Objective:
Below is the data. Give it again, complete and exact.

(Excerpt from a dataset)
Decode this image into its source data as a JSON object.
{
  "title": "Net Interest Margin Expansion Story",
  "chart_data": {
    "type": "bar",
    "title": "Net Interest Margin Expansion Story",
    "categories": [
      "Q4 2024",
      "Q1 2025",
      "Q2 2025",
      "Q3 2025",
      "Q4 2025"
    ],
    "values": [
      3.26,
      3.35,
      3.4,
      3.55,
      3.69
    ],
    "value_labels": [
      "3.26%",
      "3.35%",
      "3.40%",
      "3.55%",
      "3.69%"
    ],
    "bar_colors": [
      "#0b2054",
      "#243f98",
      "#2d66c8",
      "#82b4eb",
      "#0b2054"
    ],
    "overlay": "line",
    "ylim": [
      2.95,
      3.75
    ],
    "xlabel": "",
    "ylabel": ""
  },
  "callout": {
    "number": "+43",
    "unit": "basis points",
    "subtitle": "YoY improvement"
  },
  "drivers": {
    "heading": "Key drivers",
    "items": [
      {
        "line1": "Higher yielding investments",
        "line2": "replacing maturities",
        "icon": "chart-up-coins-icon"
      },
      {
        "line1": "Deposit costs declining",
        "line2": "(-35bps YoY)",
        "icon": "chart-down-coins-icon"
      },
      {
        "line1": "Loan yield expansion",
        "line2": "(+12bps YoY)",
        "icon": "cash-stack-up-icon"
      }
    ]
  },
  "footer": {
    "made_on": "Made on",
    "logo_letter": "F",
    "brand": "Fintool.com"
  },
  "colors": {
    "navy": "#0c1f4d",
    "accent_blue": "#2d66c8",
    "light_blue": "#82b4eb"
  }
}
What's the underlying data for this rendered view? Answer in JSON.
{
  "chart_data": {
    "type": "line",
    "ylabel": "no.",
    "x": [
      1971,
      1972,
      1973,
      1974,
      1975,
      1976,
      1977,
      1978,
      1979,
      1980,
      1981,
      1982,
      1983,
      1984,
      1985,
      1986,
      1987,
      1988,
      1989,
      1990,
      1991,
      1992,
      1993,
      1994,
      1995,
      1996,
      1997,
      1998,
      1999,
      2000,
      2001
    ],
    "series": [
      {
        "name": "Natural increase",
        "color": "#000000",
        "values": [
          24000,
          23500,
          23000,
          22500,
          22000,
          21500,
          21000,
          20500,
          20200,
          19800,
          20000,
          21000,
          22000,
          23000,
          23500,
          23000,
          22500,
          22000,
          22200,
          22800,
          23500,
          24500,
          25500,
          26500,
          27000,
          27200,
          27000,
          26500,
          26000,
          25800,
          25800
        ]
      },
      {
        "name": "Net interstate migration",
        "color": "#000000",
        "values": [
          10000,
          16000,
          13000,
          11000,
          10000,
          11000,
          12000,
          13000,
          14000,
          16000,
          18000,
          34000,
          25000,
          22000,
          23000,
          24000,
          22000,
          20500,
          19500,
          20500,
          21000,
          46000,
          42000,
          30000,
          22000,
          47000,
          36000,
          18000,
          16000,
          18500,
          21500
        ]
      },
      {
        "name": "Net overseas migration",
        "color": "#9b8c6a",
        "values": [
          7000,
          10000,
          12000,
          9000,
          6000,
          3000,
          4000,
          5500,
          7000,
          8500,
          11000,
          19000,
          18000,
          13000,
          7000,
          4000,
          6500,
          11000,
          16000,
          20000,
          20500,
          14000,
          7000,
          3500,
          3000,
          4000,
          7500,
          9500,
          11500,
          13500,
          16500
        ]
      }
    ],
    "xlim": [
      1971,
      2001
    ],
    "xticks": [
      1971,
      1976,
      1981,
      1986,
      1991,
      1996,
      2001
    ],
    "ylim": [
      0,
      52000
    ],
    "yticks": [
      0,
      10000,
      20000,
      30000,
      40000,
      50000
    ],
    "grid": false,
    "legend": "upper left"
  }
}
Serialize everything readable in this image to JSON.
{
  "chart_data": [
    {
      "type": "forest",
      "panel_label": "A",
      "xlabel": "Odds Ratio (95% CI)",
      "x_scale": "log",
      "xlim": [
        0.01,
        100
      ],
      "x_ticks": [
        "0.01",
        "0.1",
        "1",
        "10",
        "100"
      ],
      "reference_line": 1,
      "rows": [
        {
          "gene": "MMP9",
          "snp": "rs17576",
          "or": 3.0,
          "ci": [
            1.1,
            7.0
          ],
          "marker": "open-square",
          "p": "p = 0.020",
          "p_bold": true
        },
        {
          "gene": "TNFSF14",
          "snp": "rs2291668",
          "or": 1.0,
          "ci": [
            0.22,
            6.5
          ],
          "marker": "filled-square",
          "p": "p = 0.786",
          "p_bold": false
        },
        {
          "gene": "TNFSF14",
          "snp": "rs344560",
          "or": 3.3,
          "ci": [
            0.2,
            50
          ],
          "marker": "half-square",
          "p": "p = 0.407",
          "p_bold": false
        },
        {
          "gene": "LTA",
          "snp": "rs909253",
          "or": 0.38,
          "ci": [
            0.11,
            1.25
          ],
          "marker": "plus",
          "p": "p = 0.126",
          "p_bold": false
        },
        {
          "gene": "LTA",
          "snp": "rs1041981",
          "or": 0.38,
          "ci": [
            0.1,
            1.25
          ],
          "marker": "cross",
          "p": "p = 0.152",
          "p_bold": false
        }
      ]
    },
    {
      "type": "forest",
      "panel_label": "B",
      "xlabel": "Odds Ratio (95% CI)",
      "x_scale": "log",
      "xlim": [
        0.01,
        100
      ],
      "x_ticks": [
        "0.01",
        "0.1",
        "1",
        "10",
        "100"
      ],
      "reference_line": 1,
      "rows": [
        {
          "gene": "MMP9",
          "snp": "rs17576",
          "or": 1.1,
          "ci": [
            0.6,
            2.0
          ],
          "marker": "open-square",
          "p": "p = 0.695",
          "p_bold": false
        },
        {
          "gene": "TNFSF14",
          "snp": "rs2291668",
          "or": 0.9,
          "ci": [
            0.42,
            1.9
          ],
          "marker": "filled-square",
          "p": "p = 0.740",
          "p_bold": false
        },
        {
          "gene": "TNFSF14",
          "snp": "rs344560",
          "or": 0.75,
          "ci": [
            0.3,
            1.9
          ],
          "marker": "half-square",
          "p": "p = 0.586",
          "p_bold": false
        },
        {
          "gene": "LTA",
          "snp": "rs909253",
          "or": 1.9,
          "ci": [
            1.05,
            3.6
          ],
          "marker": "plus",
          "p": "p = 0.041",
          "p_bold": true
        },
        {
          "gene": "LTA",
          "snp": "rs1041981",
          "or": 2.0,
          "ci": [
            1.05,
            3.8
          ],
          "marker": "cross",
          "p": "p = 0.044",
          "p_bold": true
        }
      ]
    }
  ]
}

Written response:
Decode this image into its source data as a JSON object.
{
  "title": "Net Interest Margin Expansion Story",
  "chart_data": {
    "type": "bar",
    "title": "Net Interest Margin Expansion Story",
    "categories": [
      "Q4 2024",
      "Q1 2025",
      "Q2 2025",
      "Q3 2025",
      "Q4 2025"
    ],
    "values": [
      3.26,
      3.35,
      3.4,
      3.55,
      3.69
    ],
    "value_labels": [
      "3.26%",
      "3.35%",
      "3.40%",
      "3.55%",
      "3.69%"
    ],
    "bar_colors": [
      "#0b2054",
      "#243f98",
      "#2d66c8",
      "#82b4eb",
      "#0b2054"
    ],
    "overlay": "line",
    "ylim": [
      2.95,
      3.75
    ],
    "xlabel": "",
    "ylabel": ""
  },
  "callout": {
    "number": "+43",
    "unit": "basis points",
    "subtitle": "YoY improvement"
  },
  "drivers": {
    "heading": "Key drivers",
    "items": [
      {
        "line1": "Higher yielding investments",
        "line2": "replacing maturities",
        "icon": "chart-up-coins-icon"
      },
      {
        "line1": "Deposit costs declining",
        "line2": "(-35bps YoY)",
        "icon": "chart-down-coins-icon"
      },
      {
        "line1": "Loan yield expansion",
        "line2": "(+12bps YoY)",
        "icon": "cash-stack-up-icon"
      }
    ]
  },
  "footer": {
    "made_on": "Made on",
    "logo_letter": "F",
    "brand": "Fintool.com"
  },
  "colors": {
    "navy": "#0c1f4d",
    "accent_blue": "#2d66c8",
    "light_blue": "#82b4eb"
  }
}
What's the underlying data for this rendered view? Answer in JSON.
{
  "chart_data": {
    "type": "line",
    "ylabel": "no.",
    "x": [
      1971,
      1972,
      1973,
      1974,
      1975,
      1976,
      1977,
      1978,
      1979,
      1980,
      1981,
      1982,
      1983,
      1984,
      1985,
      1986,
      1987,
      1988,
      1989,
      1990,
      1991,
      1992,
      1993,
      1994,
      1995,
      1996,
      1997,
      1998,
      1999,
      2000,
      2001
    ],
    "series": [
      {
        "name": "Natural increase",
        "color": "#000000",
        "values": [
          24000,
          23500,
          23000,
          22500,
          22000,
          21500,
          21000,
          20500,
          20200,
          19800,
          20000,
          21000,
          22000,
          23000,
          23500,
          23000,
          22500,
          22000,
          22200,
          22800,
          23500,
          24500,
          25500,
          26500,
          27000,
          27200,
          27000,
          26500,
          26000,
          25800,
          25800
        ]
      },
      {
        "name": "Net interstate migration",
        "color": "#000000",
        "values": [
          10000,
          16000,
          13000,
          11000,
          10000,
          11000,
          12000,
          13000,
          14000,
          16000,
          18000,
          34000,
          25000,
          22000,
          23000,
          24000,
          22000,
          20500,
          19500,
          20500,
          21000,
          46000,
          42000,
          30000,
          22000,
          47000,
          36000,
          18000,
          16000,
          18500,
          21500
        ]
      },
      {
        "name": "Net overseas migration",
        "color": "#9b8c6a",
        "values": [
          7000,
          10000,
          12000,
          9000,
          6000,
          3000,
          4000,
          5500,
          7000,
          8500,
          11000,
          19000,
          18000,
          13000,
          7000,
          4000,
          6500,
          11000,
          16000,
          20000,
          20500,
          14000,
          7000,
          3500,
          3000,
          4000,
          7500,
          9500,
          11500,
          13500,
          16500
        ]
      }
    ],
    "xlim": [
      1971,
      2001
    ],
    "xticks": [
      1971,
      1976,
      1981,
      1986,
      1991,
      1996,
      2001
    ],
    "ylim": [
      0,
      52000
    ],
    "yticks": [
      0,
      10000,
      20000,
      30000,
      40000,
      50000
    ],
    "grid": false,
    "legend": "upper left"
  }
}
Serialize everything readable in this image to JSON.
{
  "chart_data": [
    {
      "type": "forest",
      "panel_label": "A",
      "xlabel": "Odds Ratio (95% CI)",
      "x_scale": "log",
      "xlim": [
        0.01,
        100
      ],
      "x_ticks": [
        "0.01",
        "0.1",
        "1",
        "10",
        "100"
      ],
      "reference_line": 1,
      "rows": [
        {
          "gene": "MMP9",
          "snp": "rs17576",
          "or": 3.0,
          "ci": [
            1.1,
            7.0
          ],
          "marker": "open-square",
          "p": "p = 0.020",
          "p_bold": true
        },
        {
          "gene": "TNFSF14",
          "snp": "rs2291668",
          "or": 1.0,
          "ci": [
            0.22,
            6.5
          ],
          "marker": "filled-square",
          "p": "p = 0.786",
          "p_bold": false
        },
        {
          "gene": "TNFSF14",
          "snp": "rs344560",
          "or": 3.3,
          "ci": [
            0.2,
            50
          ],
          "marker": "half-square",
          "p": "p = 0.407",
          "p_bold": false
        },
        {
          "gene": "LTA",
          "snp": "rs909253",
          "or": 0.38,
          "ci": [
            0.11,
            1.25
          ],
          "marker": "plus",
          "p": "p = 0.126",
          "p_bold": false
        },
        {
          "gene": "LTA",
          "snp": "rs1041981",
          "or": 0.38,
          "ci": [
            0.1,
            1.25
          ],
          "marker": "cross",
          "p": "p = 0.152",
          "p_bold": false
        }
      ]
    },
    {
      "type": "forest",
      "panel_label": "B",
      "xlabel": "Odds Ratio (95% CI)",
      "x_scale": "log",
      "xlim": [
        0.01,
        100
      ],
      "x_ticks": [
        "0.01",
        "0.1",
        "1",
        "10",
        "100"
      ],
      "reference_line": 1,
      "rows": [
        {
          "gene": "MMP9",
          "snp": "rs17576",
          "or": 1.1,
          "ci": [
            0.6,
            2.0
          ],
          "marker": "open-square",
          "p": "p = 0.695",
          "p_bold": false
        },
        {
          "gene": "TNFSF14",
          "snp": "rs2291668",
          "or": 0.9,
          "ci": [
            0.42,
            1.9
          ],
          "marker": "filled-square",
          "p": "p = 0.740",
          "p_bold": false
        },
        {
          "gene": "TNFSF14",
          "snp": "rs344560",
          "or": 0.75,
          "ci": [
            0.3,
            1.9
          ],
          "marker": "half-square",
          "p": "p = 0.586",
          "p_bold": false
        },
        {
          "gene": "LTA",
          "snp": "rs909253",
          "or": 1.9,
          "ci": [
            1.05,
            3.6
          ],
          "marker": "plus",
          "p": "p = 0.041",
          "p_bold": true
        },
        {
          "gene": "LTA",
          "snp": "rs1041981",
          "or": 2.0,
          "ci": [
            1.05,
            3.8
          ],
          "marker": "cross",
          "p": "p = 0.044",
          "p_bold": true
        }
      ]
    }
  ]
}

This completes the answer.